**Work instructions**. Give the number of lines that contain the string "permitted", please, and nothing else.

**The records**.

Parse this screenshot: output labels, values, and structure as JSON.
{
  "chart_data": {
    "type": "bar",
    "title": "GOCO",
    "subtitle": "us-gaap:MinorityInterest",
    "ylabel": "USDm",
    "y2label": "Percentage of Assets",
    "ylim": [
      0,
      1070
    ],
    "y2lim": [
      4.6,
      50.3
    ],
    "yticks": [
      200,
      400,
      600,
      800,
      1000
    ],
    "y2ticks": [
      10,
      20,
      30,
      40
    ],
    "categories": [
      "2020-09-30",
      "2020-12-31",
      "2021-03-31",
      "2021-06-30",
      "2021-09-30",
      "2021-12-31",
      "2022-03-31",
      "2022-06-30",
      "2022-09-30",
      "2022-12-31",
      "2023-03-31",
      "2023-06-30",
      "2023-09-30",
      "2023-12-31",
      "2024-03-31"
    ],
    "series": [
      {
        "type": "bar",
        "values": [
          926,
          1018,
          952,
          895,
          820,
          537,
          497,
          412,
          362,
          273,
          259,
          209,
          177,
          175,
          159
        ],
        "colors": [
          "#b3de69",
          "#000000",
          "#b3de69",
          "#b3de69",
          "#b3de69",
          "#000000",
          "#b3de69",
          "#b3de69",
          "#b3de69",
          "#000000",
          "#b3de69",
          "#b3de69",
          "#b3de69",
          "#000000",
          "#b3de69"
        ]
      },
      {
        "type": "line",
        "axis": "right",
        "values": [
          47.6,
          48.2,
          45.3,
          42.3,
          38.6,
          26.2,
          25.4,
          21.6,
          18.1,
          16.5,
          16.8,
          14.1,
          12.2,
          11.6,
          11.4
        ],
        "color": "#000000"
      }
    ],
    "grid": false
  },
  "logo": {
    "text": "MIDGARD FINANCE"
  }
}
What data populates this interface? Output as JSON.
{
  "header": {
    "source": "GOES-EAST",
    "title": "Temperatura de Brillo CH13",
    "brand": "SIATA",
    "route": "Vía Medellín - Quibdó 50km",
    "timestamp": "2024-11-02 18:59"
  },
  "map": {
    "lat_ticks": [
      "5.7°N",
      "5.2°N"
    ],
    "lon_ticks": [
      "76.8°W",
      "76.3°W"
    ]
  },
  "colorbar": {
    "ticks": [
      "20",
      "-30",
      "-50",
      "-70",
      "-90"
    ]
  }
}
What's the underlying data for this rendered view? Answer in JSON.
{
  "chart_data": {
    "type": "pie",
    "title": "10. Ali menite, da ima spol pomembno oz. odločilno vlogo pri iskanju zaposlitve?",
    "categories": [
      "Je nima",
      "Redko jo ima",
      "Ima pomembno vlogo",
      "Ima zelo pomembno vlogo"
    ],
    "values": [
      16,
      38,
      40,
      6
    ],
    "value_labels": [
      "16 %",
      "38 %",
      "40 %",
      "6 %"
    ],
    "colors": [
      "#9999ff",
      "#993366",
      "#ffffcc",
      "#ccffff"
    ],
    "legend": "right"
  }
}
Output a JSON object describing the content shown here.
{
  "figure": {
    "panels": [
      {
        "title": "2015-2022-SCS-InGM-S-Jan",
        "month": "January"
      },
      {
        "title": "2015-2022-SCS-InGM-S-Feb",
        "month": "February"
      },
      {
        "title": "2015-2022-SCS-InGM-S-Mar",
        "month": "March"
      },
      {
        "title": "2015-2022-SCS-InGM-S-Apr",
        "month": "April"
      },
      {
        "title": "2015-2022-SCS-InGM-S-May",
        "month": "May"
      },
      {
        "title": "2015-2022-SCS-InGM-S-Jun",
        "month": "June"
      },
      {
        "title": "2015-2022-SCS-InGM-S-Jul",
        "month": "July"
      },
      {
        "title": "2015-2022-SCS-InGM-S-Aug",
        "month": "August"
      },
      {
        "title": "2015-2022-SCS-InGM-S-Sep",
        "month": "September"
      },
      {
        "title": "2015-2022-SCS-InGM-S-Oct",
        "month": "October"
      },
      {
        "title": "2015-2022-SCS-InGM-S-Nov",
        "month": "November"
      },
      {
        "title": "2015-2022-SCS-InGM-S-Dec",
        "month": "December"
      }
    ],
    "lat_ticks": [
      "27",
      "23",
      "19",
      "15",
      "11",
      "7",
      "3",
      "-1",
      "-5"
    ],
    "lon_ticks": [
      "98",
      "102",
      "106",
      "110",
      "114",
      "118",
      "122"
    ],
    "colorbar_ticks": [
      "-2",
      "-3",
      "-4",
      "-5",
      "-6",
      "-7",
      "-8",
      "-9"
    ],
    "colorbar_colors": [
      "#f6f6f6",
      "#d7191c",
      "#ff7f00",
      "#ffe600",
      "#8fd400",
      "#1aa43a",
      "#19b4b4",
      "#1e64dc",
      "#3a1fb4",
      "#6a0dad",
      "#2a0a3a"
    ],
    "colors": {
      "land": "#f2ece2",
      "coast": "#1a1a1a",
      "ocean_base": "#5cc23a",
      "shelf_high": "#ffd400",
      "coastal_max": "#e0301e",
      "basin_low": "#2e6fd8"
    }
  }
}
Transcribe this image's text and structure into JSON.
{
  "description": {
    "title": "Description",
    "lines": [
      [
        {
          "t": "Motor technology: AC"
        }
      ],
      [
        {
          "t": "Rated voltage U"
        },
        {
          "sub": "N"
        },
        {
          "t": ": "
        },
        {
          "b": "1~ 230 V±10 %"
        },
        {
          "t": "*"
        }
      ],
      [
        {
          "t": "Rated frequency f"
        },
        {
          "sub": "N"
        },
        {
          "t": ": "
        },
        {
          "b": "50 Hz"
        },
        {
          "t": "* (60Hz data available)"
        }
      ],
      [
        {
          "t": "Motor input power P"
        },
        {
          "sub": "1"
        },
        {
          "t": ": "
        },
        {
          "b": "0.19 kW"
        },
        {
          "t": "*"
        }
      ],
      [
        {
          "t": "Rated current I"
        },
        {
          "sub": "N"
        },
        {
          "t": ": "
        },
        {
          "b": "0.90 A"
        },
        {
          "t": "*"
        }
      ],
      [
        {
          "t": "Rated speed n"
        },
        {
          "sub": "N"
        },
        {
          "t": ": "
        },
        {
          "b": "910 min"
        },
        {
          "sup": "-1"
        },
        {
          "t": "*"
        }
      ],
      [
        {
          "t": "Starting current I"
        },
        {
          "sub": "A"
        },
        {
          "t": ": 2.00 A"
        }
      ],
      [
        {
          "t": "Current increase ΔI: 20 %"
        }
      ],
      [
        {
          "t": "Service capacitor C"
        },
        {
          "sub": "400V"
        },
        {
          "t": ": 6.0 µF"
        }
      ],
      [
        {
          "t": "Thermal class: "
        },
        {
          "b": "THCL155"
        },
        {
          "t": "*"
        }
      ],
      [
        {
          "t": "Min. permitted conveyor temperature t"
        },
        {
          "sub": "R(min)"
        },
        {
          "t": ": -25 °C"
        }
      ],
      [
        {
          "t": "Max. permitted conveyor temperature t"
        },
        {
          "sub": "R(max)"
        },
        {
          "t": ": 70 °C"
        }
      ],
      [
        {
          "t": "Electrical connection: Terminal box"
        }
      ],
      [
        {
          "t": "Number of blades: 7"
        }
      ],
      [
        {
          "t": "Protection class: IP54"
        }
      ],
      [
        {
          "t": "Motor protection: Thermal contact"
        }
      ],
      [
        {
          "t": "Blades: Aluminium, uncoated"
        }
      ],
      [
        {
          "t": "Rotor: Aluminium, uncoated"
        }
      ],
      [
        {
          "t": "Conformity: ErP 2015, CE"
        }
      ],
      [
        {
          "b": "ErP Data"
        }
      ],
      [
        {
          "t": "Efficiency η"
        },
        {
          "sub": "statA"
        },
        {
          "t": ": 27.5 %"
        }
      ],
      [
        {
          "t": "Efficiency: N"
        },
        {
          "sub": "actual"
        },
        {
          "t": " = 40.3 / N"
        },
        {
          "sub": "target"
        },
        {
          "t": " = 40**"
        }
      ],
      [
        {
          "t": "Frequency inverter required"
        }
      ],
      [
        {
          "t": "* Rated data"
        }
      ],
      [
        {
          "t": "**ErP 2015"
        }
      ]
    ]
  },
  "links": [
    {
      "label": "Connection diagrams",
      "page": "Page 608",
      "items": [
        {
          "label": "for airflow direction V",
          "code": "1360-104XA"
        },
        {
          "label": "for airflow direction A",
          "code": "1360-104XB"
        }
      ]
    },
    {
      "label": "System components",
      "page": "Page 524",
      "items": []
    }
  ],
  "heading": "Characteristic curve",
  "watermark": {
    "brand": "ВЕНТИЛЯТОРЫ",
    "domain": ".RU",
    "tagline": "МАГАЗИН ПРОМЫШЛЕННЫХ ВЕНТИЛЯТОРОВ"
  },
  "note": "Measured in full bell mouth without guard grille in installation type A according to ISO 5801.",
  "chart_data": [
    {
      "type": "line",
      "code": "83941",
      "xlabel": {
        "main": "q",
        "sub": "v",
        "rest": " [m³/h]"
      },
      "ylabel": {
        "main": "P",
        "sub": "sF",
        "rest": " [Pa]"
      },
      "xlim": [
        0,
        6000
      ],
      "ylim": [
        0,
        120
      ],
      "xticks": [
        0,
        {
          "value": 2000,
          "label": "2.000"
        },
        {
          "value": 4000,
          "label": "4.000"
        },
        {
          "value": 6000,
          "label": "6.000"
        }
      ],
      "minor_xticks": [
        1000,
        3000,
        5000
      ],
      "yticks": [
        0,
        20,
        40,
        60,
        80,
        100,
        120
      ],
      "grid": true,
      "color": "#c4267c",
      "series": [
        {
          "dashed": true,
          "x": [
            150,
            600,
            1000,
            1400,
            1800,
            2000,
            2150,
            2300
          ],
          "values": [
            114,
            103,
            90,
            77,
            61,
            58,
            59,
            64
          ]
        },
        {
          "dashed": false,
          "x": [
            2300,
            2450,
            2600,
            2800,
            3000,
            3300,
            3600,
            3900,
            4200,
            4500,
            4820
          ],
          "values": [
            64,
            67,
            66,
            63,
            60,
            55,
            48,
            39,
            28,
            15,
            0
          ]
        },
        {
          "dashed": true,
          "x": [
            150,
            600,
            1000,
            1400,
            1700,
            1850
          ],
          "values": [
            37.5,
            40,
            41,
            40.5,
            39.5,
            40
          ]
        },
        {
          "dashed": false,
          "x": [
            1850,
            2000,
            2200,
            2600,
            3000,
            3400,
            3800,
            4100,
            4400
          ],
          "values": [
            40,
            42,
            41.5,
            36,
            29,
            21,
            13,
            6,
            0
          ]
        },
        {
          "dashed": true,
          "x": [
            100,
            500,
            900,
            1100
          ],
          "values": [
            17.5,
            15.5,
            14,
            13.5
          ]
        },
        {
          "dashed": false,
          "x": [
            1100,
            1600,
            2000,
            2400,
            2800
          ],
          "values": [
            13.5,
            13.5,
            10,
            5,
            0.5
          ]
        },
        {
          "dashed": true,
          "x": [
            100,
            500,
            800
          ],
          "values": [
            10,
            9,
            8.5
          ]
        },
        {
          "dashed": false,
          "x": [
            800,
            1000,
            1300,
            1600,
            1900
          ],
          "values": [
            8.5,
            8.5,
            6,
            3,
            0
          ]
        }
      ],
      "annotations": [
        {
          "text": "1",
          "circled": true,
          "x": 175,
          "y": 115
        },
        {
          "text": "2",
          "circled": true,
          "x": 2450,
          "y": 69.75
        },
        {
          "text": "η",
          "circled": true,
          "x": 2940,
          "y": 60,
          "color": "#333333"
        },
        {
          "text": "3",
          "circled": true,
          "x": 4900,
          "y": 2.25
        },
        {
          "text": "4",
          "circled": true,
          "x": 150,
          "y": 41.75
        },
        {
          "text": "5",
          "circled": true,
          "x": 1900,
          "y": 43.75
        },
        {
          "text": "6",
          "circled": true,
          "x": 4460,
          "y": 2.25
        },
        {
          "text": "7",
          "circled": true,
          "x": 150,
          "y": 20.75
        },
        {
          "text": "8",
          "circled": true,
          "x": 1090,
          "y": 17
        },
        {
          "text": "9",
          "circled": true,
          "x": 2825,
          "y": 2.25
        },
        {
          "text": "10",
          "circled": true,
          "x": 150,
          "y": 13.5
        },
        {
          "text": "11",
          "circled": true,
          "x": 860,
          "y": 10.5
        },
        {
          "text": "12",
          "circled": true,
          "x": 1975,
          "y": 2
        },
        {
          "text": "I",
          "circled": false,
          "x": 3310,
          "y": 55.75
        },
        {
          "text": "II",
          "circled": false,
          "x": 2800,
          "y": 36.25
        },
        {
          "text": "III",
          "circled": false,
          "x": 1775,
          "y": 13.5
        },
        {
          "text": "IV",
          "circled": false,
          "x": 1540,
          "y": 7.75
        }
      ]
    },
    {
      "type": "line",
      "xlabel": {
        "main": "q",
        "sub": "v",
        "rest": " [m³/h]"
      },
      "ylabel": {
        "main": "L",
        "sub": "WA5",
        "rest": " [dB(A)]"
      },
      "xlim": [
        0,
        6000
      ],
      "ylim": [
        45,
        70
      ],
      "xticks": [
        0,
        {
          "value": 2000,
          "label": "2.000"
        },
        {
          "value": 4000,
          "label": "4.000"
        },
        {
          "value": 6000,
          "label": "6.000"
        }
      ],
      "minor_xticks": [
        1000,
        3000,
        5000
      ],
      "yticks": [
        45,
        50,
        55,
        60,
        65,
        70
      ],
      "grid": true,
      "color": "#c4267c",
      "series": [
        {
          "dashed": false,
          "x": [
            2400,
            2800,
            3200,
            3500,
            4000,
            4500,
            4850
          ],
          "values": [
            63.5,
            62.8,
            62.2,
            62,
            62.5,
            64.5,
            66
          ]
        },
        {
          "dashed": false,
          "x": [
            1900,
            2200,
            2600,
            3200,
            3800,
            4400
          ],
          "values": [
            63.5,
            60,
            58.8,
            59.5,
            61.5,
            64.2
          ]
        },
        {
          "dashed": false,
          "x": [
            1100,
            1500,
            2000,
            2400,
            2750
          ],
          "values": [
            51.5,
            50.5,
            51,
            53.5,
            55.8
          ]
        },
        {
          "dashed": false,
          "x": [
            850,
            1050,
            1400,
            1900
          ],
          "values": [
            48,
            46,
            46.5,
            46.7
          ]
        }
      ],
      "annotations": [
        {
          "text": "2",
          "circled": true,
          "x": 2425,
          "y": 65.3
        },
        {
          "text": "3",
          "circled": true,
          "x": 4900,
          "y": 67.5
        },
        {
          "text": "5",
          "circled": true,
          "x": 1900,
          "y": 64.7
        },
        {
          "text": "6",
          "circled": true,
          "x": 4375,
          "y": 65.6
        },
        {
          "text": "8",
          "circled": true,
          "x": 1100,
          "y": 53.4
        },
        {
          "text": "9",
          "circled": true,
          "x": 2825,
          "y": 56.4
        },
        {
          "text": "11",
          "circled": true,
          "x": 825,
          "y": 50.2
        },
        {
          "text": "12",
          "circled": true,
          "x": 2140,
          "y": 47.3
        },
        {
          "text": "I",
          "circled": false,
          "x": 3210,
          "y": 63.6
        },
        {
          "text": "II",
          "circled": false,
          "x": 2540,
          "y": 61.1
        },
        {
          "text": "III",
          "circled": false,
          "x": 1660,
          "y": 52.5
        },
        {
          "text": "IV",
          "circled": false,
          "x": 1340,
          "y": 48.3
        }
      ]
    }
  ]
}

**The result**. 2